-- START --
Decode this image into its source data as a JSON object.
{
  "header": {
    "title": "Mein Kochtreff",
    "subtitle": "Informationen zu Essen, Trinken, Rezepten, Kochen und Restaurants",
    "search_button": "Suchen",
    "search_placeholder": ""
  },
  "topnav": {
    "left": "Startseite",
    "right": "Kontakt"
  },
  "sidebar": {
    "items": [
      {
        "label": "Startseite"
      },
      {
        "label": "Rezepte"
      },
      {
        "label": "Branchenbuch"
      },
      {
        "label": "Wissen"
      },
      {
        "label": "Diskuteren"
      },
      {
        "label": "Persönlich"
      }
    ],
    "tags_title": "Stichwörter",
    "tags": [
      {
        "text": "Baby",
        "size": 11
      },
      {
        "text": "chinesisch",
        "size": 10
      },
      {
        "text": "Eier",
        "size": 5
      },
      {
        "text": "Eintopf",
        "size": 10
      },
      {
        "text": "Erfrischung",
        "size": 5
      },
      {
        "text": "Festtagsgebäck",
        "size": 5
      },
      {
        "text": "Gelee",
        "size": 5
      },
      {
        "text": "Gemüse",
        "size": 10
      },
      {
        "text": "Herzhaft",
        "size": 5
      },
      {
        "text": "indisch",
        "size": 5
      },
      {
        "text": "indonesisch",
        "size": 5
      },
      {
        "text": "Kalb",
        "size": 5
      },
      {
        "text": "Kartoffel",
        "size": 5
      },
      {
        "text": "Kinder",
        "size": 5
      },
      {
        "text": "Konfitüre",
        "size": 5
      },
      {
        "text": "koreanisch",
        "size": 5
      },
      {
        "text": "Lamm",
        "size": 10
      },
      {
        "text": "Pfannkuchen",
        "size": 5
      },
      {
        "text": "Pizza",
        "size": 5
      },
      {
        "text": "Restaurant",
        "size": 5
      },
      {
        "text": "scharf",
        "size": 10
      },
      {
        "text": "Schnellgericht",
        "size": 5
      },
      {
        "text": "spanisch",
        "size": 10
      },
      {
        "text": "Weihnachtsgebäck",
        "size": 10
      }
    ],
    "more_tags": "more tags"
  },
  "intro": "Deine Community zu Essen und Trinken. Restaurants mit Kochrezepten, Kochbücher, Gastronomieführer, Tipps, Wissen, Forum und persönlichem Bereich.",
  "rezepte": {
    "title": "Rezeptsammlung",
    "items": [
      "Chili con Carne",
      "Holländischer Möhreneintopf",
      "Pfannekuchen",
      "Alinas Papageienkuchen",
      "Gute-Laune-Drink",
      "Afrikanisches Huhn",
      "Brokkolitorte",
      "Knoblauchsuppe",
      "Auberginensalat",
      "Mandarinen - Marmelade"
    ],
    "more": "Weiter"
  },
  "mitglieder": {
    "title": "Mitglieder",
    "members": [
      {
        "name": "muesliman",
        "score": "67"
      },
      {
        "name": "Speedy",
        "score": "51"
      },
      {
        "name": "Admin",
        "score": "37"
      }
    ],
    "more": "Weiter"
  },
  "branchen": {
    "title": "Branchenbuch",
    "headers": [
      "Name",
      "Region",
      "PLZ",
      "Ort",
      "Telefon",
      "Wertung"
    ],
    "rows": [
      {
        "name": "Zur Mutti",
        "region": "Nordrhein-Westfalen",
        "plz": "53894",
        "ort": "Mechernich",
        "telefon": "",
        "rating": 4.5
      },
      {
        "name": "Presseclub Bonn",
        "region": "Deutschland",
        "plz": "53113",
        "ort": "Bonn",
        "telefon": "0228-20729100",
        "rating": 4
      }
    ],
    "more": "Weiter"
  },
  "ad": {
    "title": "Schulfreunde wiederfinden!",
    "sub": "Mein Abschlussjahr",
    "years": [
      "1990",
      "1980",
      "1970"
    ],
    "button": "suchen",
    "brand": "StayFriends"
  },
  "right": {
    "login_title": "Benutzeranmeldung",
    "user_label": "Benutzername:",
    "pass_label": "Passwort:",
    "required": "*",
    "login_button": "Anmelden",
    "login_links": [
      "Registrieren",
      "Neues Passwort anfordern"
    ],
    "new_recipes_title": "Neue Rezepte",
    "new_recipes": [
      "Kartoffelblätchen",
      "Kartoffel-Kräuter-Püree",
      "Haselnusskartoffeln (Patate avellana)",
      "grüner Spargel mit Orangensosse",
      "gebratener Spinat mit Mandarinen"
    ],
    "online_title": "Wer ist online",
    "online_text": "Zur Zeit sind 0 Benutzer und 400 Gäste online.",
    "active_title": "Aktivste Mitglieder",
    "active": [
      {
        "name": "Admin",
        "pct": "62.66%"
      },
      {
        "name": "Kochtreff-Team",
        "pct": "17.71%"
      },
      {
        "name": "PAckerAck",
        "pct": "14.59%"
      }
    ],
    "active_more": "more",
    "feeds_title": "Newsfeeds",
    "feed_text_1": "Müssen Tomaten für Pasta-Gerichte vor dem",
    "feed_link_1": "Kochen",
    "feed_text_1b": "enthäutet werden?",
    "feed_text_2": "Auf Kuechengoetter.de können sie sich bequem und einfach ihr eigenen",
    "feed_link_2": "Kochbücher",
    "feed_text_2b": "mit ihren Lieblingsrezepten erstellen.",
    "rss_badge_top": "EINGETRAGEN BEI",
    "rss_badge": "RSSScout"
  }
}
-- END --
* Given exercise:
Extract the listing in its entirety and repeat it exactly.

* Full response:
Decode this image into its source data as a JSON object.
{
  "header": {
    "title": "Mein Kochtreff",
    "subtitle": "Informationen zu Essen, Trinken, Rezepten, Kochen und Restaurants",
    "search_button": "Suchen",
    "search_placeholder": ""
  },
  "topnav": {
    "left": "Startseite",
    "right": "Kontakt"
  },
  "sidebar": {
    "items": [
      {
        "label": "Startseite"
      },
      {
        "label": "Rezepte"
      },
      {
        "label": "Branchenbuch"
      },
      {
        "label": "Wissen"
      },
      {
        "label": "Diskuteren"
      },
      {
        "label": "Persönlich"
      }
    ],
    "tags_title": "Stichwörter",
    "tags": [
      {
        "text": "Baby",
        "size": 11
      },
      {
        "text": "chinesisch",
        "size": 10
      },
      {
        "text": "Eier",
        "size": 5
      },
      {
        "text": "Eintopf",
        "size": 10
      },
      {
        "text": "Erfrischung",
        "size": 5
      },
      {
        "text": "Festtagsgebäck",
        "size": 5
      },
      {
        "text": "Gelee",
        "size": 5
      },
      {
        "text": "Gemüse",
        "size": 10
      },
      {
        "text": "Herzhaft",
        "size": 5
      },
      {
        "text": "indisch",
        "size": 5
      },
      {
        "text": "indonesisch",
        "size": 5
      },
      {
        "text": "Kalb",
        "size": 5
      },
      {
        "text": "Kartoffel",
        "size": 5
      },
      {
        "text": "Kinder",
        "size": 5
      },
      {
        "text": "Konfitüre",
        "size": 5
      },
      {
        "text": "koreanisch",
        "size": 5
      },
      {
        "text": "Lamm",
        "size": 10
      },
      {
        "text": "Pfannkuchen",
        "size": 5
      },
      {
        "text": "Pizza",
        "size": 5
      },
      {
        "text": "Restaurant",
        "size": 5
      },
      {
        "text": "scharf",
        "size": 10
      },
      {
        "text": "Schnellgericht",
        "size": 5
      },
      {
        "text": "spanisch",
        "size": 10
      },
      {
        "text": "Weihnachtsgebäck",
        "size": 10
      }
    ],
    "more_tags": "more tags"
  },
  "intro": "Deine Community zu Essen und Trinken. Restaurants mit Kochrezepten, Kochbücher, Gastronomieführer, Tipps, Wissen, Forum und persönlichem Bereich.",
  "rezepte": {
    "title": "Rezeptsammlung",
    "items": [
      "Chili con Carne",
      "Holländischer Möhreneintopf",
      "Pfannekuchen",
      "Alinas Papageienkuchen",
      "Gute-Laune-Drink",
      "Afrikanisches Huhn",
      "Brokkolitorte",
      "Knoblauchsuppe",
      "Auberginensalat",
      "Mandarinen - Marmelade"
    ],
    "more": "Weiter"
  },
  "mitglieder": {
    "title": "Mitglieder",
    "members": [
      {
        "name": "muesliman",
        "score": "67"
      },
      {
        "name": "Speedy",
        "score": "51"
      },
      {
        "name": "Admin",
        "score": "37"
      }
    ],
    "more": "Weiter"
  },
  "branchen": {
    "title": "Branchenbuch",
    "headers": [
      "Name",
      "Region",
      "PLZ",
      "Ort",
      "Telefon",
      "Wertung"
    ],
    "rows": [
      {
        "name": "Zur Mutti",
        "region": "Nordrhein-Westfalen",
        "plz": "53894",
        "ort": "Mechernich",
        "telefon": "",
        "rating": 4.5
      },
      {
        "name": "Presseclub Bonn",
        "region": "Deutschland",
        "plz": "53113",
        "ort": "Bonn",
        "telefon": "0228-20729100",
        "rating": 4
      }
    ],
    "more": "Weiter"
  },
  "ad": {
    "title": "Schulfreunde wiederfinden!",
    "sub": "Mein Abschlussjahr",
    "years": [
      "1990",
      "1980",
      "1970"
    ],
    "button": "suchen",
    "brand": "StayFriends"
  },
  "right": {
    "login_title": "Benutzeranmeldung",
    "user_label": "Benutzername:",
    "pass_label": "Passwort:",
    "required": "*",
    "login_button": "Anmelden",
    "login_links": [
      "Registrieren",
      "Neues Passwort anfordern"
    ],
    "new_recipes_title": "Neue Rezepte",
    "new_recipes": [
      "Kartoffelblätchen",
      "Kartoffel-Kräuter-Püree",
      "Haselnusskartoffeln (Patate avellana)",
      "grüner Spargel mit Orangensosse",
      "gebratener Spinat mit Mandarinen"
    ],
    "online_title": "Wer ist online",
    "online_text": "Zur Zeit sind 0 Benutzer und 400 Gäste online.",
    "active_title": "Aktivste Mitglieder",
    "active": [
      {
        "name": "Admin",
        "pct": "62.66%"
      },
      {
        "name": "Kochtreff-Team",
        "pct": "17.71%"
      },
      {
        "name": "PAckerAck",
        "pct": "14.59%"
      }
    ],
    "active_more": "more",
    "feeds_title": "Newsfeeds",
    "feed_text_1": "Müssen Tomaten für Pasta-Gerichte vor dem",
    "feed_link_1": "Kochen",
    "feed_text_1b": "enthäutet werden?",
    "feed_text_2": "Auf Kuechengoetter.de können sie sich bequem und einfach ihr eigenen",
    "feed_link_2": "Kochbücher",
    "feed_text_2b": "mit ihren Lieblingsrezepten erstellen.",
    "rss_badge_top": "EINGETRAGEN BEI",
    "rss_badge": "RSSScout"
  }
}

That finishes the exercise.